START Listed entries
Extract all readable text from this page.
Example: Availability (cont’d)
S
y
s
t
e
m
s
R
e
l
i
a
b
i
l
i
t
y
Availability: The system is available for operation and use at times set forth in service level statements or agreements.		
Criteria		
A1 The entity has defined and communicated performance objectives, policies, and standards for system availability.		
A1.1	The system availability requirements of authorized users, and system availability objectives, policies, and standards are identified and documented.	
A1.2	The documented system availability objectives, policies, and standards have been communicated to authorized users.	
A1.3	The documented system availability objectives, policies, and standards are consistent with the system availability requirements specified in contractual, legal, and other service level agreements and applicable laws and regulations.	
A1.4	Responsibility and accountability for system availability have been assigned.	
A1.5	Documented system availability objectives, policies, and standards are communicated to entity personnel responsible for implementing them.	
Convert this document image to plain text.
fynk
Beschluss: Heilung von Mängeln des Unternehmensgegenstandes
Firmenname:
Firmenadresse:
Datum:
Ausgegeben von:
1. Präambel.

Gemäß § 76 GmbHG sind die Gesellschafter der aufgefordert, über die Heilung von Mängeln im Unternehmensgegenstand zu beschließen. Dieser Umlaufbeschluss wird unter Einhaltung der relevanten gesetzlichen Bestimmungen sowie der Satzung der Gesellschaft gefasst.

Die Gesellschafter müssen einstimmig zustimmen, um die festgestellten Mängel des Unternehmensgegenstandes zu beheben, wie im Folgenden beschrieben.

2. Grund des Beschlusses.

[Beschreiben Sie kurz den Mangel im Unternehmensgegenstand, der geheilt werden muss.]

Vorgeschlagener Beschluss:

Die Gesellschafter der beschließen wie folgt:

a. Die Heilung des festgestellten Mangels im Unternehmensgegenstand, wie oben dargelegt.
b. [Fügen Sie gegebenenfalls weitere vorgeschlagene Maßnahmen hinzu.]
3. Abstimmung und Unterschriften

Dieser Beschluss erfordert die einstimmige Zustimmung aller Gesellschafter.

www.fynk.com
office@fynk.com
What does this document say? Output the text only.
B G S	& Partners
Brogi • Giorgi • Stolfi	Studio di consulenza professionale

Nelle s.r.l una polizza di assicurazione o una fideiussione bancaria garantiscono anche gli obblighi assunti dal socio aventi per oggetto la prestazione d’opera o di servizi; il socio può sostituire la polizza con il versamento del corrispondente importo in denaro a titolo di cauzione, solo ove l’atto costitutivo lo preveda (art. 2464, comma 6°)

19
END Listed entries
Requirements
Extract the data exactly as given.

The result
Extract all readable text from this page.
Example: Availability (cont’d)
S
y
s
t
e
m
s
R
e
l
i
a
b
i
l
i
t
y
Availability: The system is available for operation and use at times set forth in service level statements or agreements.		
Criteria		
A1 The entity has defined and communicated performance objectives, policies, and standards for system availability.		
A1.1	The system availability requirements of authorized users, and system availability objectives, policies, and standards are identified and documented.	
A1.2	The documented system availability objectives, policies, and standards have been communicated to authorized users.	
A1.3	The documented system availability objectives, policies, and standards are consistent with the system availability requirements specified in contractual, legal, and other service level agreements and applicable laws and regulations.	
A1.4	Responsibility and accountability for system availability have been assigned.	
A1.5	Documented system availability objectives, policies, and standards are communicated to entity personnel responsible for implementing them.	
Convert this document image to plain text.
fynk
Beschluss: Heilung von Mängeln des Unternehmensgegenstandes
Firmenname:
Firmenadresse:
Datum:
Ausgegeben von:
1. Präambel.

Gemäß § 76 GmbHG sind die Gesellschafter der aufgefordert, über die Heilung von Mängeln im Unternehmensgegenstand zu beschließen. Dieser Umlaufbeschluss wird unter Einhaltung der relevanten gesetzlichen Bestimmungen sowie der Satzung der Gesellschaft gefasst.

Die Gesellschafter müssen einstimmig zustimmen, um die festgestellten Mängel des Unternehmensgegenstandes zu beheben, wie im Folgenden beschrieben.

2. Grund des Beschlusses.

[Beschreiben Sie kurz den Mangel im Unternehmensgegenstand, der geheilt werden muss.]

Vorgeschlagener Beschluss:

Die Gesellschafter der beschließen wie folgt:

a. Die Heilung des festgestellten Mangels im Unternehmensgegenstand, wie oben dargelegt.
b. [Fügen Sie gegebenenfalls weitere vorgeschlagene Maßnahmen hinzu.]
3. Abstimmung und Unterschriften

Dieser Beschluss erfordert die einstimmige Zustimmung aller Gesellschafter.

www.fynk.com
office@fynk.com
What does this document say? Output the text only.
B G S	& Partners
Brogi • Giorgi • Stolfi	Studio di consulenza professionale

Nelle s.r.l una polizza di assicurazione o una fideiussione bancaria garantiscono anche gli obblighi assunti dal socio aventi per oggetto la prestazione d’opera o di servizi; il socio può sostituire la polizza con il versamento del corrispondente importo in denaro a titolo di cauzione, solo ove l’atto costitutivo lo preveda (art. 2464, comma 6°)

19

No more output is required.